→ What you are asked to do
Extract every line from the records below that contains the word "this".

Dataset listings of figures
--- Begin ---

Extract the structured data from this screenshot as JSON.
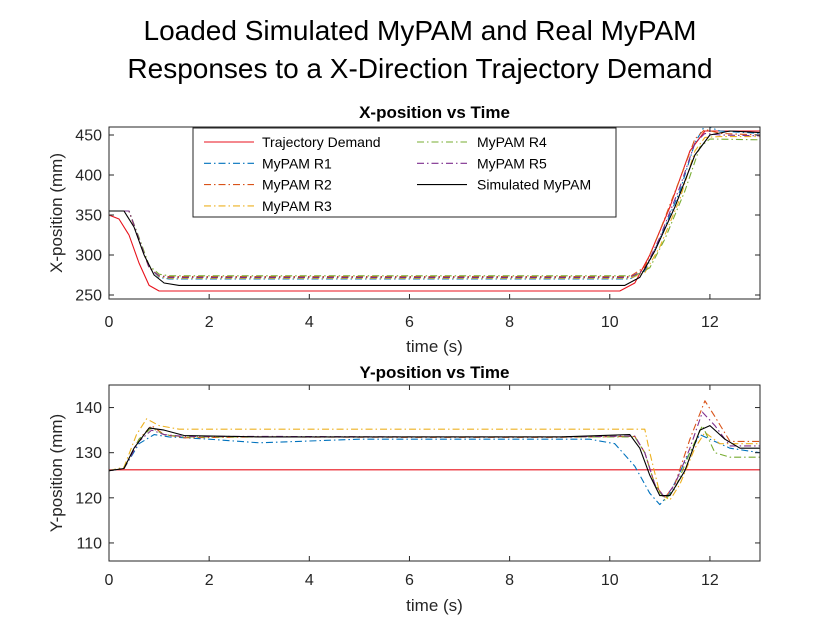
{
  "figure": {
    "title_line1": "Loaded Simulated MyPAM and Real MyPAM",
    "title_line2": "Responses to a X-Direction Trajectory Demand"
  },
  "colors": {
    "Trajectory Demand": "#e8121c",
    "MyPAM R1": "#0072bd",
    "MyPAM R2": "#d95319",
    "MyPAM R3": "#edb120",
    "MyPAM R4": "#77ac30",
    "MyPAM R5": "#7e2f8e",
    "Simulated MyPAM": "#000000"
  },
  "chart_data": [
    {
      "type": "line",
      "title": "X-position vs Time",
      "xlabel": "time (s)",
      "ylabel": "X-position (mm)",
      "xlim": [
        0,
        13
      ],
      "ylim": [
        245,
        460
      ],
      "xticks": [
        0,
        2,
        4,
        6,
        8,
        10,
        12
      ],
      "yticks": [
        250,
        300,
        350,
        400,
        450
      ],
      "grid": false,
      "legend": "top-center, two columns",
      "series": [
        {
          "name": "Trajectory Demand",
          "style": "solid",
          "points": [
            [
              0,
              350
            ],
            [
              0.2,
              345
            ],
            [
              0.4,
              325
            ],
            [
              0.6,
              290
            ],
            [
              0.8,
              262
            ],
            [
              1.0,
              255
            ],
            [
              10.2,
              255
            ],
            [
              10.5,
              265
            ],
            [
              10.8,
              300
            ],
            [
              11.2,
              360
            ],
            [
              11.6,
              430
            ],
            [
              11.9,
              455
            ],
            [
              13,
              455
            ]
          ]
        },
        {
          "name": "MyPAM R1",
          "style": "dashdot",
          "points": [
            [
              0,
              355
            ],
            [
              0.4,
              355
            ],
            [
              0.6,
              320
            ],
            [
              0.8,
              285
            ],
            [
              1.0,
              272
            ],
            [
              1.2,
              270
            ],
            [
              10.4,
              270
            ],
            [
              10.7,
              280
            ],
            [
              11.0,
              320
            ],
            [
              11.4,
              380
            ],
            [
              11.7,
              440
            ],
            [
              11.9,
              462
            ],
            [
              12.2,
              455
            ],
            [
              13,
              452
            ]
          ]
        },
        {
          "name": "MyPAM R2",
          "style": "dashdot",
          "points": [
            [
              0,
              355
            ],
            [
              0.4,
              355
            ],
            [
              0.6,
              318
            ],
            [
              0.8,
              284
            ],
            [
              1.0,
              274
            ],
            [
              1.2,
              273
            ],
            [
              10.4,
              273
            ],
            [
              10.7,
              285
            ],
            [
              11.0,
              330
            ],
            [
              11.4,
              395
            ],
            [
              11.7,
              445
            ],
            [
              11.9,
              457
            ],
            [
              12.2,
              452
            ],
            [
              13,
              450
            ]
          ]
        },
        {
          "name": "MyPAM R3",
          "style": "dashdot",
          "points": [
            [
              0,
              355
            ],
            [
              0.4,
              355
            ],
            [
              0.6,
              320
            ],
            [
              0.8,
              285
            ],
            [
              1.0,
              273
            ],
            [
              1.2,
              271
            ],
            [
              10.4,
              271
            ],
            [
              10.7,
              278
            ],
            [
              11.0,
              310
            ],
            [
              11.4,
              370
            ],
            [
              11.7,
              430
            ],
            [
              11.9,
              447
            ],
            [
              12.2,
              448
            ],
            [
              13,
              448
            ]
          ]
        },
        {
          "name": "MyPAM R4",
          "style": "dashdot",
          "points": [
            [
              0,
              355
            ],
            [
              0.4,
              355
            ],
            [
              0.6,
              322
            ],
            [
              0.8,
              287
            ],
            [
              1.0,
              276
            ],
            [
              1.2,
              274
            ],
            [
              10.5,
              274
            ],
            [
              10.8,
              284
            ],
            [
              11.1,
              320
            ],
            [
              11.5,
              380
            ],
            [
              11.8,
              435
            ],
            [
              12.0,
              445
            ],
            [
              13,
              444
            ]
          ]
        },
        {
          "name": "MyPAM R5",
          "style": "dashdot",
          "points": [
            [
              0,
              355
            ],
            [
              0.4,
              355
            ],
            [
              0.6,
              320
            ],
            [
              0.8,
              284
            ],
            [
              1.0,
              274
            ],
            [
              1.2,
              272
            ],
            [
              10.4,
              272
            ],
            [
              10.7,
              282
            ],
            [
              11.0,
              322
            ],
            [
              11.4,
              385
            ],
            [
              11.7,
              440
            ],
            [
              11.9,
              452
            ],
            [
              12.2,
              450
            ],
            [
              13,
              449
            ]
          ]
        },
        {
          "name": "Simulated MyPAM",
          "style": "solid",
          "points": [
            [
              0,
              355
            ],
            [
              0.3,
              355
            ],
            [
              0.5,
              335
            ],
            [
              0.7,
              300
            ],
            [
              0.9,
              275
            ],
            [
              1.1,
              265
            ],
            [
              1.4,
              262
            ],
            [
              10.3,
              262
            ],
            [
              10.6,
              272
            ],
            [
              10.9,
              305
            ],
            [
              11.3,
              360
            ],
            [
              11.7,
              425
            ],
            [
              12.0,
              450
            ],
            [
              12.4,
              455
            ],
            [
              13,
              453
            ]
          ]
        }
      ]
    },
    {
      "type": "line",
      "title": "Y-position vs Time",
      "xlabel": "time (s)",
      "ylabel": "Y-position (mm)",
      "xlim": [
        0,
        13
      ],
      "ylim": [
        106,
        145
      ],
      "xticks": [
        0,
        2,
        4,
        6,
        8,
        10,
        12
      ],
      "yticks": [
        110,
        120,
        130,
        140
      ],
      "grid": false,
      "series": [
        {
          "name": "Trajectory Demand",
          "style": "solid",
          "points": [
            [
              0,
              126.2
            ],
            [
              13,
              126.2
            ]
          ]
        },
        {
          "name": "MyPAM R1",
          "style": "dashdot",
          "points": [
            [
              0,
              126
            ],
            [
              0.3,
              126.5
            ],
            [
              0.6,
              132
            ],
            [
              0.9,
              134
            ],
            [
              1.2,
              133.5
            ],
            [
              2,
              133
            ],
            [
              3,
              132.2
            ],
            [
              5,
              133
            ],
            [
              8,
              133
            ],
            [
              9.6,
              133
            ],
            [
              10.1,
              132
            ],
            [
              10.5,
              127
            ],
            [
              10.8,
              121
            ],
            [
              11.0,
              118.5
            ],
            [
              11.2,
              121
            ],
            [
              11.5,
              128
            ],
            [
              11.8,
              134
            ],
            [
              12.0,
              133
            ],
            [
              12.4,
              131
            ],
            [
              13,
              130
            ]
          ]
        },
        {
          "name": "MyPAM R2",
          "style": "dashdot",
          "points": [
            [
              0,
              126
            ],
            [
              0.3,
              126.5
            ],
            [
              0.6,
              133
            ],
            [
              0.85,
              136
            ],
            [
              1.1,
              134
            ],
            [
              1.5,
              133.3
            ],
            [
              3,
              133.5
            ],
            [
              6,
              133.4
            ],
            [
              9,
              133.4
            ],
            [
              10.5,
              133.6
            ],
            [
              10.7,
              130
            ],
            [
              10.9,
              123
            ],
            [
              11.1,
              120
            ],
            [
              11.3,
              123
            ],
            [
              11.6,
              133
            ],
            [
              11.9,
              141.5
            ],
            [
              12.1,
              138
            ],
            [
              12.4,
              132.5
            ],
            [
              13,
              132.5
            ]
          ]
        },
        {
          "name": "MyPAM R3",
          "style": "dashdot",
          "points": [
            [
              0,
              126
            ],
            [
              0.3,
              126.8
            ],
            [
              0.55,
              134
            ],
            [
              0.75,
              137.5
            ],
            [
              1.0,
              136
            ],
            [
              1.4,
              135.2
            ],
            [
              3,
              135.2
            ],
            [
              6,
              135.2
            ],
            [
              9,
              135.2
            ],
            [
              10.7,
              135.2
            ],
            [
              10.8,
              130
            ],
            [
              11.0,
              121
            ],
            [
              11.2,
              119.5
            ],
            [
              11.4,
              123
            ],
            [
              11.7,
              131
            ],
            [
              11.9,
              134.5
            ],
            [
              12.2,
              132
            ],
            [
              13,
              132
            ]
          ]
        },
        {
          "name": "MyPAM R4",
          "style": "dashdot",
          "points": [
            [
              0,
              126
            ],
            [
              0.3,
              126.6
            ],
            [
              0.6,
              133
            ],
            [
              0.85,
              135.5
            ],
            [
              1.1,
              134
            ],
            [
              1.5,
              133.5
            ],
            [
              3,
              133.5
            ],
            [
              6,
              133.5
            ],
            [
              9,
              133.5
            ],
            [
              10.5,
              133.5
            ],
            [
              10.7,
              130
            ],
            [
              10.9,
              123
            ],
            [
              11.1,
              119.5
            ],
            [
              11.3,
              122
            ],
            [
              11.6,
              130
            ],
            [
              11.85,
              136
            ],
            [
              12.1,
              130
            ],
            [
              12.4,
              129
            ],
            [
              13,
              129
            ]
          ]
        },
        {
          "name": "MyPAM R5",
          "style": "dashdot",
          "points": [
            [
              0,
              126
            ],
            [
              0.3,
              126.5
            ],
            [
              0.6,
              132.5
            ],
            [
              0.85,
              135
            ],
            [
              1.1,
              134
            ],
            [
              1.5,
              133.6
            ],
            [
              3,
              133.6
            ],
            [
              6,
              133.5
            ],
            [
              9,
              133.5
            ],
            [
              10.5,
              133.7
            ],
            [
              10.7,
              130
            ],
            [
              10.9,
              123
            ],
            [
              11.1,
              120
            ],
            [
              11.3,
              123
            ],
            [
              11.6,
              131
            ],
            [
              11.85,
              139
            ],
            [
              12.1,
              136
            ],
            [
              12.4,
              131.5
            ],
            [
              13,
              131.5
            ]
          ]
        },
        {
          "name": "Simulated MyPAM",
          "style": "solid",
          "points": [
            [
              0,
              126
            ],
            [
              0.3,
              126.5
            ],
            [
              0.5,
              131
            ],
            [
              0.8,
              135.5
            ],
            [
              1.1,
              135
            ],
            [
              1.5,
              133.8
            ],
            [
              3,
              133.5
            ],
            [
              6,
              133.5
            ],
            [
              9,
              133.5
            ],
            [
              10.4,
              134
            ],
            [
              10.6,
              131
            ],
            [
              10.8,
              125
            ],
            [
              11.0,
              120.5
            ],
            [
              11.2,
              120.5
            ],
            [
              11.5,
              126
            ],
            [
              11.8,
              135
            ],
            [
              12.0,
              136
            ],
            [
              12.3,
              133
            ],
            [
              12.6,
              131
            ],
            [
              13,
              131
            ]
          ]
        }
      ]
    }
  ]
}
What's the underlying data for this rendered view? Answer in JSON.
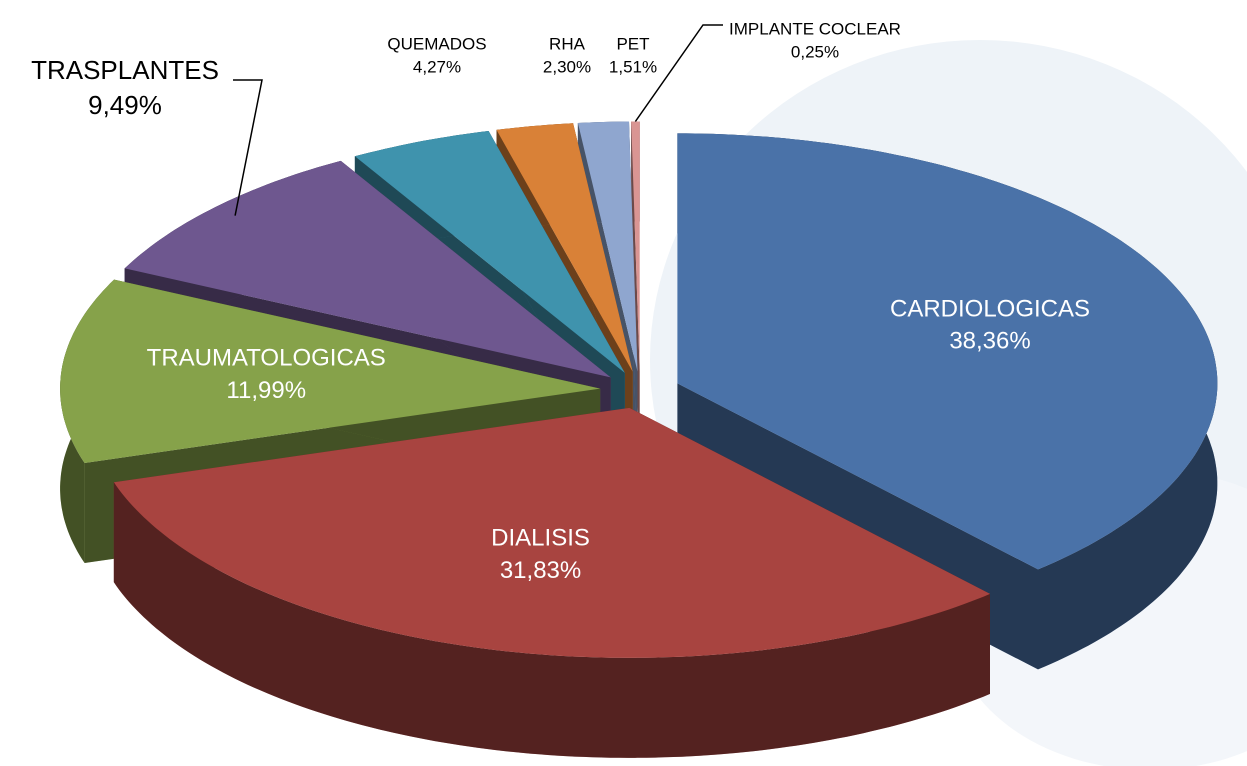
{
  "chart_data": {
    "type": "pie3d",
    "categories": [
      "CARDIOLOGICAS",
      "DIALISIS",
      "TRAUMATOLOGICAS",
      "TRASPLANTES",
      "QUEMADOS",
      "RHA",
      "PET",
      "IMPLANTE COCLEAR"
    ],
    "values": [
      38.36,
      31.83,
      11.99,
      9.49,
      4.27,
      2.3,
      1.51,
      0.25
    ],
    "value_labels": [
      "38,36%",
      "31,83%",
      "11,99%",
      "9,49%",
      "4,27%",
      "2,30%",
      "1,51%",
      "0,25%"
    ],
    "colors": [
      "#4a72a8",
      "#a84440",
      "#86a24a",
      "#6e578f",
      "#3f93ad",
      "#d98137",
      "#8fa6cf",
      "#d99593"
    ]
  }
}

--- End ---

→ Final result
Extract the structured data from this screenshot as JSON.
What's the underlying data for this rendered view? Answer in JSON.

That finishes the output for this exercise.